_Given request:_ Reproduce the records below exactly, leaving out any pictures.

_Items from a data source:_
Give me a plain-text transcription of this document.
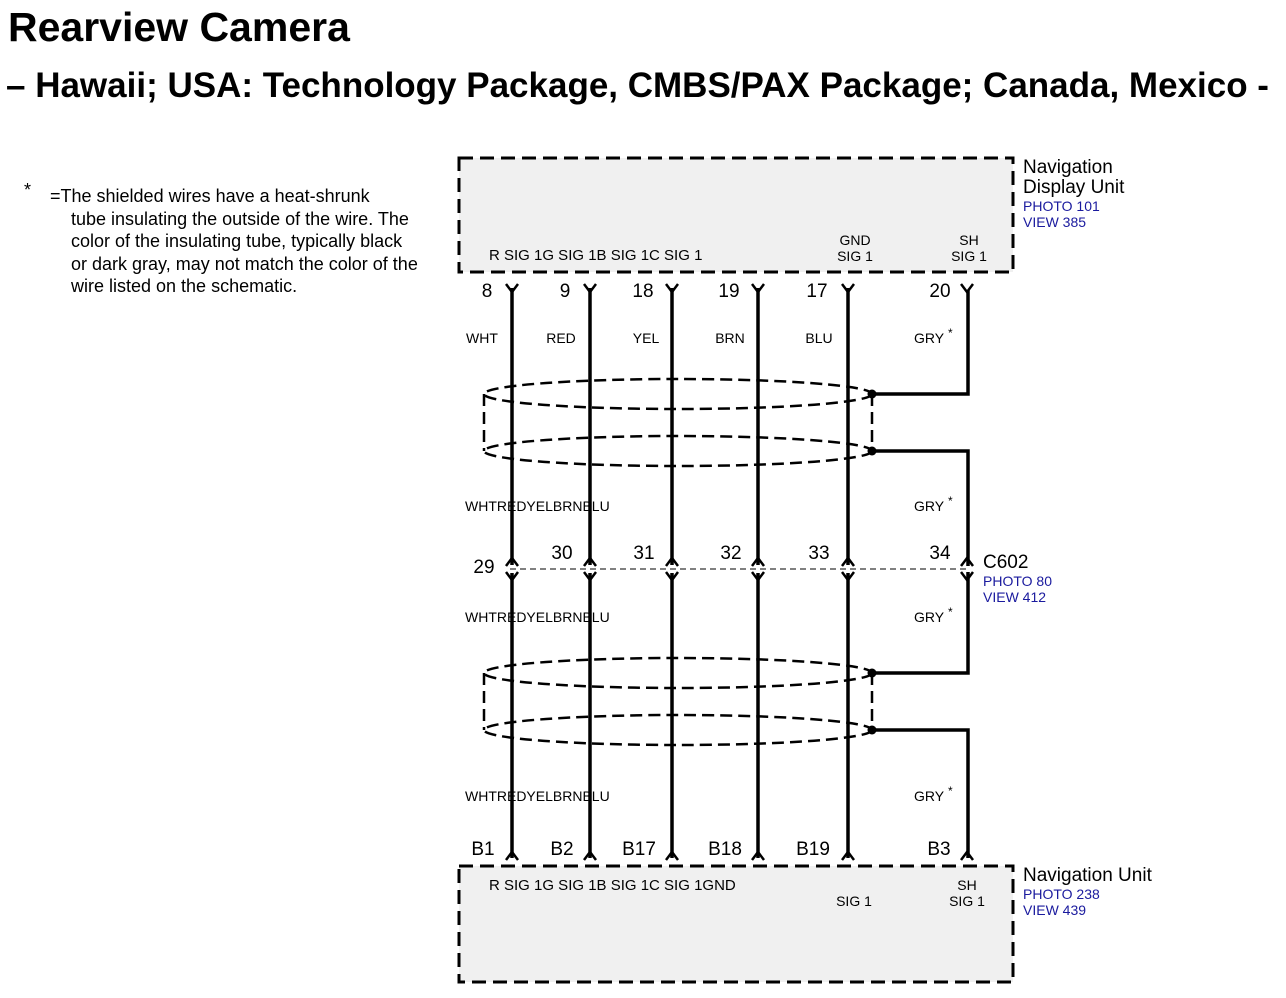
Rearview Camera
– Hawaii; USA: Technology Package, CMBS/PAX Package; Canada, Mexico -
* =The shielded wires have a heat-shrunk

tube insulating the outside of the wire. The color of the insulating tube, typically black or dark gray, may not match the color of the wire listed on the schematic.

Navigation
Display Unit
PHOTO 101
VIEW 385
R SIG 1G SIG 1B SIG 1C SIG 1
GND
SIG 1
SH
SIG 1
Navigation Unit
PHOTO 238
VIEW 439
R SIG 1G SIG 1B SIG 1C SIG 1GND
SIG 1
SH
SIG 1
C602
PHOTO 80
VIEW 412
WHTREDYELBRNBLU
WHTREDYELBRNBLU
WHTREDYELBRNBLU
GRY *
GRY *
GRY *
GRY *
8
WHT
29
B1
9
RED
30
B2
18
YEL
31
B17
19
BRN
32
B18
17
BLU
33
B19
20
34
B3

_Output below:_
Give me a plain-text transcription of this document.
Rearview Camera
– Hawaii; USA: Technology Package, CMBS/PAX Package; Canada, Mexico -
* =The shielded wires have a heat-shrunk

tube insulating the outside of the wire. The color of the insulating tube, typically black or dark gray, may not match the color of the wire listed on the schematic.

Navigation
Display Unit
PHOTO 101
VIEW 385
R SIG 1G SIG 1B SIG 1C SIG 1
GND
SIG 1
SH
SIG 1
Navigation Unit
PHOTO 238
VIEW 439
R SIG 1G SIG 1B SIG 1C SIG 1GND
SIG 1
SH
SIG 1
C602
PHOTO 80
VIEW 412
WHTREDYELBRNBLU
WHTREDYELBRNBLU
WHTREDYELBRNBLU
GRY *
GRY *
GRY *
GRY *
8
WHT
29
B1
9
RED
30
B2
18
YEL
31
B17
19
BRN
32
B18
17
BLU
33
B19
20
34
B3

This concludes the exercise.